Dataset rows:
━━━━

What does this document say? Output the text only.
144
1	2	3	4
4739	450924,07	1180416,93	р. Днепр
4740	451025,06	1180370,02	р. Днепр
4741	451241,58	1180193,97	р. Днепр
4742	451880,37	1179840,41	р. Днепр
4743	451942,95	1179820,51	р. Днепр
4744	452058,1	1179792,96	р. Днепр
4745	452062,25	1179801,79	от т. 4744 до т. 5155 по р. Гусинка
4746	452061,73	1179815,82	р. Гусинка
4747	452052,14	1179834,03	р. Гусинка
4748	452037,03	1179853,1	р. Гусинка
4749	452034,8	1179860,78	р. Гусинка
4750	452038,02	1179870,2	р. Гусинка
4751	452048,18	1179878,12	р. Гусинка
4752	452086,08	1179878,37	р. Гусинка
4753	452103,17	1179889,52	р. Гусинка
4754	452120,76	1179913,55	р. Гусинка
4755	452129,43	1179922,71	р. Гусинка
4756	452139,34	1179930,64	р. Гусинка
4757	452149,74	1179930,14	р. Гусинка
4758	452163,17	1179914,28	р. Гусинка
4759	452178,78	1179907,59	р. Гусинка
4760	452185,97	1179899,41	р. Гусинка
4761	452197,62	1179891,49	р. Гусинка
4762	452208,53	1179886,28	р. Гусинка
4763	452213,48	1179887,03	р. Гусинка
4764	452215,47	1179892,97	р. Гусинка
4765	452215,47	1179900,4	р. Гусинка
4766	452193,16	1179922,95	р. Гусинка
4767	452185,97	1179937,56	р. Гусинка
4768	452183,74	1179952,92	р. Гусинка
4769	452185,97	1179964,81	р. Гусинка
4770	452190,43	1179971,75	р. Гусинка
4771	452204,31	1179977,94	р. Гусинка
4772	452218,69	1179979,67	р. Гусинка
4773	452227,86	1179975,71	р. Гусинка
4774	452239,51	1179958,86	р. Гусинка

━━━━

Brief:
Above are the records; copy all of them exactly.

Result below:
What does this document say? Output the text only.
144
1	2	3	4
4739	450924,07	1180416,93	р. Днепр
4740	451025,06	1180370,02	р. Днепр
4741	451241,58	1180193,97	р. Днепр
4742	451880,37	1179840,41	р. Днепр
4743	451942,95	1179820,51	р. Днепр
4744	452058,1	1179792,96	р. Днепр
4745	452062,25	1179801,79	от т. 4744 до т. 5155 по р. Гусинка
4746	452061,73	1179815,82	р. Гусинка
4747	452052,14	1179834,03	р. Гусинка
4748	452037,03	1179853,1	р. Гусинка
4749	452034,8	1179860,78	р. Гусинка
4750	452038,02	1179870,2	р. Гусинка
4751	452048,18	1179878,12	р. Гусинка
4752	452086,08	1179878,37	р. Гусинка
4753	452103,17	1179889,52	р. Гусинка
4754	452120,76	1179913,55	р. Гусинка
4755	452129,43	1179922,71	р. Гусинка
4756	452139,34	1179930,64	р. Гусинка
4757	452149,74	1179930,14	р. Гусинка
4758	452163,17	1179914,28	р. Гусинка
4759	452178,78	1179907,59	р. Гусинка
4760	452185,97	1179899,41	р. Гусинка
4761	452197,62	1179891,49	р. Гусинка
4762	452208,53	1179886,28	р. Гусинка
4763	452213,48	1179887,03	р. Гусинка
4764	452215,47	1179892,97	р. Гусинка
4765	452215,47	1179900,4	р. Гусинка
4766	452193,16	1179922,95	р. Гусинка
4767	452185,97	1179937,56	р. Гусинка
4768	452183,74	1179952,92	р. Гусинка
4769	452185,97	1179964,81	р. Гусинка
4770	452190,43	1179971,75	р. Гусинка
4771	452204,31	1179977,94	р. Гусинка
4772	452218,69	1179979,67	р. Гусинка
4773	452227,86	1179975,71	р. Гусинка
4774	452239,51	1179958,86	р. Гусинка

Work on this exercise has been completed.